# START OF MATERIAL SUPPLIED
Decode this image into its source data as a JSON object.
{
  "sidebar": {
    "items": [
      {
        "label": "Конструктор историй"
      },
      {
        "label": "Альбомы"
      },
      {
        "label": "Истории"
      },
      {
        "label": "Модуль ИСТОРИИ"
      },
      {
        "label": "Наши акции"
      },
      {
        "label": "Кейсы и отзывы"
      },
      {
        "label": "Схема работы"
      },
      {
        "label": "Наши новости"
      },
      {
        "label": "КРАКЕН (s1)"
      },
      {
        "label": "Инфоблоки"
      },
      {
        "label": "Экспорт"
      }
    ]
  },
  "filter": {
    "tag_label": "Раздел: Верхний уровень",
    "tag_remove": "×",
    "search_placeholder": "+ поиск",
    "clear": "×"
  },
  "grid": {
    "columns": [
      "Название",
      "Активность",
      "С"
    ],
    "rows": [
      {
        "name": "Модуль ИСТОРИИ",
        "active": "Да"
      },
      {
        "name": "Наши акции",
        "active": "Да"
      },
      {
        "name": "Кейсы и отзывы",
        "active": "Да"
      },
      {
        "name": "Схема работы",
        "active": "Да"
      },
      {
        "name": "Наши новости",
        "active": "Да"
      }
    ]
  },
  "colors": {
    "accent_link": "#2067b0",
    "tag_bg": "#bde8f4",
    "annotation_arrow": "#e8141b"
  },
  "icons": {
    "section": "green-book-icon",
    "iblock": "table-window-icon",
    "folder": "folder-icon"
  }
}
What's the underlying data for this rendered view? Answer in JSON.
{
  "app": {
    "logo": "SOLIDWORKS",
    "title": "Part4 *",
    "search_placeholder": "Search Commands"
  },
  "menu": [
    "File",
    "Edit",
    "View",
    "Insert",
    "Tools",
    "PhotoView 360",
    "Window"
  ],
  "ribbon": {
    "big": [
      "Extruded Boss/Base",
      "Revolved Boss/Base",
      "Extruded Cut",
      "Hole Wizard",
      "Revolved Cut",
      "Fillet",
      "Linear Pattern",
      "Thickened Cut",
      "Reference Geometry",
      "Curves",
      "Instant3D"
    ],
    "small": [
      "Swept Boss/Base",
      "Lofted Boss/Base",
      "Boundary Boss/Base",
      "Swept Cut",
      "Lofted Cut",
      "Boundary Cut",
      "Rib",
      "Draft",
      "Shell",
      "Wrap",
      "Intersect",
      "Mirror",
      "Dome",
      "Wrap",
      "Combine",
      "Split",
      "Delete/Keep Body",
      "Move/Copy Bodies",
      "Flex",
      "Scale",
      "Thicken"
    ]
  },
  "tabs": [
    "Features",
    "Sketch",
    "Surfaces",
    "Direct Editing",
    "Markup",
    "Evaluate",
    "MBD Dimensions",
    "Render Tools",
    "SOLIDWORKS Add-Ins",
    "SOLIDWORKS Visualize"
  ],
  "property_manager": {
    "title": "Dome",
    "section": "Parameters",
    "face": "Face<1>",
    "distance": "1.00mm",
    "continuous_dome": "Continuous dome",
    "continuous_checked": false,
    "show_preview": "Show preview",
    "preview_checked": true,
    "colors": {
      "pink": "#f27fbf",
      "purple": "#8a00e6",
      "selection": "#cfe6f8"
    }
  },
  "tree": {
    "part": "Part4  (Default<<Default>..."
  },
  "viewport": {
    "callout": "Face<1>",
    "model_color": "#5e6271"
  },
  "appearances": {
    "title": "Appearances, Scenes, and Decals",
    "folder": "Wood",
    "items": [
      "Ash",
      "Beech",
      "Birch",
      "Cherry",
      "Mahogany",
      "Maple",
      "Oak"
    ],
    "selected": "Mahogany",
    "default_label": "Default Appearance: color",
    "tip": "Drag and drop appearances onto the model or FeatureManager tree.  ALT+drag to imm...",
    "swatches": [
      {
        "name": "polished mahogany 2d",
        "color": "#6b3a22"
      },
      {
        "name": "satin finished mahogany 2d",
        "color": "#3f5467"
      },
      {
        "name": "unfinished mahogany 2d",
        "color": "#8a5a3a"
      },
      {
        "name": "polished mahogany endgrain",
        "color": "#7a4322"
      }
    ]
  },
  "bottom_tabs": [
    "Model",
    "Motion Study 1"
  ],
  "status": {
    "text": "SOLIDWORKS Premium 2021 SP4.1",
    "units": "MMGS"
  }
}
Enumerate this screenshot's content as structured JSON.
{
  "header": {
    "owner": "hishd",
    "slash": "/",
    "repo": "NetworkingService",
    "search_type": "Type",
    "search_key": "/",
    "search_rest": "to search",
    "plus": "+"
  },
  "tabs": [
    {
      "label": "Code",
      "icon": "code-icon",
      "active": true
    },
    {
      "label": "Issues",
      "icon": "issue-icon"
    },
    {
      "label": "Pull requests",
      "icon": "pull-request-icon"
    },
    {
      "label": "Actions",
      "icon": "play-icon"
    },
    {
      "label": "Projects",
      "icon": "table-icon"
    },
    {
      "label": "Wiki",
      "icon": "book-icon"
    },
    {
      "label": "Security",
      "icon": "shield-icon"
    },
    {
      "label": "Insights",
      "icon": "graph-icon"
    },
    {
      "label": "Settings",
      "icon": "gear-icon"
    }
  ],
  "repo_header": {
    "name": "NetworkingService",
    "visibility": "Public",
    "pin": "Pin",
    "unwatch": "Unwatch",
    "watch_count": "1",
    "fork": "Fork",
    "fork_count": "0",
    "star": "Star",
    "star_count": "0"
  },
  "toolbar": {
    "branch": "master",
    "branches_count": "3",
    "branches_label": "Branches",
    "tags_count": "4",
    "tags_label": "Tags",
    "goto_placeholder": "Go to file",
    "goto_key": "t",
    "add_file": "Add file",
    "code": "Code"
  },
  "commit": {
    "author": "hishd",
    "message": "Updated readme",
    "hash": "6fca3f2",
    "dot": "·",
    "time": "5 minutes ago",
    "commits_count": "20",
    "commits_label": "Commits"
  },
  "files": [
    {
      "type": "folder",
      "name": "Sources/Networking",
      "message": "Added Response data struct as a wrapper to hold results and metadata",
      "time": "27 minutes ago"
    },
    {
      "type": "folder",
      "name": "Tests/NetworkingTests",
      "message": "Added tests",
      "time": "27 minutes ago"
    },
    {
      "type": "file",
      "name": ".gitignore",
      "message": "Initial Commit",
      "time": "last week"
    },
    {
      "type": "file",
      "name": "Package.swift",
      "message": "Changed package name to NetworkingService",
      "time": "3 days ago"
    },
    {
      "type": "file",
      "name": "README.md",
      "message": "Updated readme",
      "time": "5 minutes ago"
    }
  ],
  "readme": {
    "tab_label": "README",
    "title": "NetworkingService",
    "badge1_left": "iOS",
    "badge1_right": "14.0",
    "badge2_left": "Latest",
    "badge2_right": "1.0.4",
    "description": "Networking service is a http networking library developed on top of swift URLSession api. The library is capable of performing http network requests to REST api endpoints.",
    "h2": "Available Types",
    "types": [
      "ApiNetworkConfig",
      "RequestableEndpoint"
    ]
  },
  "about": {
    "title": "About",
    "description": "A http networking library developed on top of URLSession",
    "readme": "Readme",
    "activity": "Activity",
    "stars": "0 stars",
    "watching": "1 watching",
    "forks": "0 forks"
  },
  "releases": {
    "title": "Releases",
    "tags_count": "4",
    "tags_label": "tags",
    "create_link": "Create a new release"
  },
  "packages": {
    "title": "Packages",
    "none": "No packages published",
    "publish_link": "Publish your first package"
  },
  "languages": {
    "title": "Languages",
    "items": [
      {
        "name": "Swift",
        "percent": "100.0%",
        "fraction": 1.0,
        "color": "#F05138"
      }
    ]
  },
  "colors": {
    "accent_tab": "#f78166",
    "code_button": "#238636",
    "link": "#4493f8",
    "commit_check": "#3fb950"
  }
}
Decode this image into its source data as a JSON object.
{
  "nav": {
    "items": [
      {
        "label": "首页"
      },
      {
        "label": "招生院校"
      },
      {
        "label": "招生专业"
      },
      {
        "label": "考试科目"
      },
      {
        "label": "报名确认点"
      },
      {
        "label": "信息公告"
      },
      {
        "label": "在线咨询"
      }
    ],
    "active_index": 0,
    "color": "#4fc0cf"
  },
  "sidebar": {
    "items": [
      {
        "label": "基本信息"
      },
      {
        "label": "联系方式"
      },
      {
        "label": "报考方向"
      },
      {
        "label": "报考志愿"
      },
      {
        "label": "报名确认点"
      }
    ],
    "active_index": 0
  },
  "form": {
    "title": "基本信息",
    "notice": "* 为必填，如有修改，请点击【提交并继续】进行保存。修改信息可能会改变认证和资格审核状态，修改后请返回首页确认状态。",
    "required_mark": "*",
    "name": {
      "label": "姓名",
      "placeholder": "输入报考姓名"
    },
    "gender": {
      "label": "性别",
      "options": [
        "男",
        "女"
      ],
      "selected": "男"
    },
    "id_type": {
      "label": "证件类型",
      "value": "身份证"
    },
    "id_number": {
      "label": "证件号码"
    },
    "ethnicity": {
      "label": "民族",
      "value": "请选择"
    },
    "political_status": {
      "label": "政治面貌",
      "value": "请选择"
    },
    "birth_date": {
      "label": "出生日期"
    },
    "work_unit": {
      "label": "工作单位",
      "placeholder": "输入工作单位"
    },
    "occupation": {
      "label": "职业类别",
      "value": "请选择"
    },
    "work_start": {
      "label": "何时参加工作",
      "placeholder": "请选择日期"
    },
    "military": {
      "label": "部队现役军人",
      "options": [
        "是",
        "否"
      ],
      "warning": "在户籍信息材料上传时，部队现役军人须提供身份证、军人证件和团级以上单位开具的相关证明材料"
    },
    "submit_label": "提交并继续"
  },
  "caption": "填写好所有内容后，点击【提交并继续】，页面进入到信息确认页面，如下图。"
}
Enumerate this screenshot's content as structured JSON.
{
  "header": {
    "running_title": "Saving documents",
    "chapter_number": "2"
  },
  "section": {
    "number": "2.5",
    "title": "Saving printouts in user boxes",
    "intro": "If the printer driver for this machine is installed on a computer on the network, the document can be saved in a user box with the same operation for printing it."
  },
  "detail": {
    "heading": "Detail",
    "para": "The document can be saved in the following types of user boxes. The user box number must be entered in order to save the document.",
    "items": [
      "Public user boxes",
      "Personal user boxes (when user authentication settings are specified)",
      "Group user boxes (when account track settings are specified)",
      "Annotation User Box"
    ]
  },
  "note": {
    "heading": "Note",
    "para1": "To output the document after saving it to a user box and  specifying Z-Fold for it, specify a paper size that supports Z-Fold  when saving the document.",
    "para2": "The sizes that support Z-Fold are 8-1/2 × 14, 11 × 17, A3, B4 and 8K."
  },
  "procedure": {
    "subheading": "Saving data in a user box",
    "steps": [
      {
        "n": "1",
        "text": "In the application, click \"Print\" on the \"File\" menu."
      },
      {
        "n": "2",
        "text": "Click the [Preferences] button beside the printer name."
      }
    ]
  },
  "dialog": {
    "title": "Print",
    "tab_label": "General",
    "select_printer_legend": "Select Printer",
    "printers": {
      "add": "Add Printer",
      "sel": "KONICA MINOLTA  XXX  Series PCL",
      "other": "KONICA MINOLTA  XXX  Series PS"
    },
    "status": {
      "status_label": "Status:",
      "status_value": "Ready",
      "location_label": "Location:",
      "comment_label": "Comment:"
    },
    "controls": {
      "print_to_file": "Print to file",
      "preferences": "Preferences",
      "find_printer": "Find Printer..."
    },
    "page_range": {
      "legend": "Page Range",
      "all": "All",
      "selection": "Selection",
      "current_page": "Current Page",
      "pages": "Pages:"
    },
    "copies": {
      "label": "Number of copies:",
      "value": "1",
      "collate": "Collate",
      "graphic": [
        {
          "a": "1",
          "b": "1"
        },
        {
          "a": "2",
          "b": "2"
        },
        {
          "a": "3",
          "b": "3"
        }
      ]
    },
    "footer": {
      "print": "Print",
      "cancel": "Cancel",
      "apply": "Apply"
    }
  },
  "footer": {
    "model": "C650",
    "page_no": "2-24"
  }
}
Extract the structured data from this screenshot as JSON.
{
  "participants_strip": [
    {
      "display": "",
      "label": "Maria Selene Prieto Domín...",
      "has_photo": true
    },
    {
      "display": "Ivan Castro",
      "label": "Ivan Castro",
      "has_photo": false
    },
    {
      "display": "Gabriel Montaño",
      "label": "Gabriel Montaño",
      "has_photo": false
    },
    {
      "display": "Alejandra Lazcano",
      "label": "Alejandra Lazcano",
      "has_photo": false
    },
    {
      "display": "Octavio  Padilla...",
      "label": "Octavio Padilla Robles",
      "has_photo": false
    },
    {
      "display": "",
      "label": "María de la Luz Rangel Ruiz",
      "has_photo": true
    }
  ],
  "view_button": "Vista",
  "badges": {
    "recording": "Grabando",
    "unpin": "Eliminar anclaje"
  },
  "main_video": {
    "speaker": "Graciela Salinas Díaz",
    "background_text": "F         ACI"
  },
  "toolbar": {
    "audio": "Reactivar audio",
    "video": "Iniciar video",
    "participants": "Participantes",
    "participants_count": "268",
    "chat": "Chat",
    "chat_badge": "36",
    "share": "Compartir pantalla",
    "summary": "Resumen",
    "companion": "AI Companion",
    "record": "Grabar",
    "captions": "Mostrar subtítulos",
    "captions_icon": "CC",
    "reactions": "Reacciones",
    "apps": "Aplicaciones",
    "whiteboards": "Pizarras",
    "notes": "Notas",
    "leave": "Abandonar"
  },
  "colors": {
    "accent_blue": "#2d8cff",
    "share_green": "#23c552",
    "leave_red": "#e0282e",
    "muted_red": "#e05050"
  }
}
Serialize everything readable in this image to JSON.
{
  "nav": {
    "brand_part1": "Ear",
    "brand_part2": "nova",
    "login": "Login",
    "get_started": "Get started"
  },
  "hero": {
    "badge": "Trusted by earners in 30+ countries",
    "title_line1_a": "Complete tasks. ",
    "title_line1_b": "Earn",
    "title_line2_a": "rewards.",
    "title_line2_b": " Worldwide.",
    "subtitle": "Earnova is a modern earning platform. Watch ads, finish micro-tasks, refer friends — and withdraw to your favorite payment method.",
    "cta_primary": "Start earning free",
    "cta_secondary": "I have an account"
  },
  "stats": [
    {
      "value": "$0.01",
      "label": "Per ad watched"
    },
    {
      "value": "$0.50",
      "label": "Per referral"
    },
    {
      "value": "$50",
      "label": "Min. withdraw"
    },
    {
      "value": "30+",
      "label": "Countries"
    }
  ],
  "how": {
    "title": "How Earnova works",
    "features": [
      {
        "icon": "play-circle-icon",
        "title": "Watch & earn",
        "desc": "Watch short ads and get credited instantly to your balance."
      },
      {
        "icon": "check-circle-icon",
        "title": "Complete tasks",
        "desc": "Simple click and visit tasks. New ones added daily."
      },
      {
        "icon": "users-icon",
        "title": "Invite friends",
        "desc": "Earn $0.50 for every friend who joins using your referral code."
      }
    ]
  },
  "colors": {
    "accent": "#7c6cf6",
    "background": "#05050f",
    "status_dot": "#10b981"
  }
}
# END OF MATERIAL SUPPLIED
- WHAT NEEDS TO BE DONE -
Tell how many lines in the material above include the word "URLSession", giving the number only.

- COMPLETED EXERCISE -
2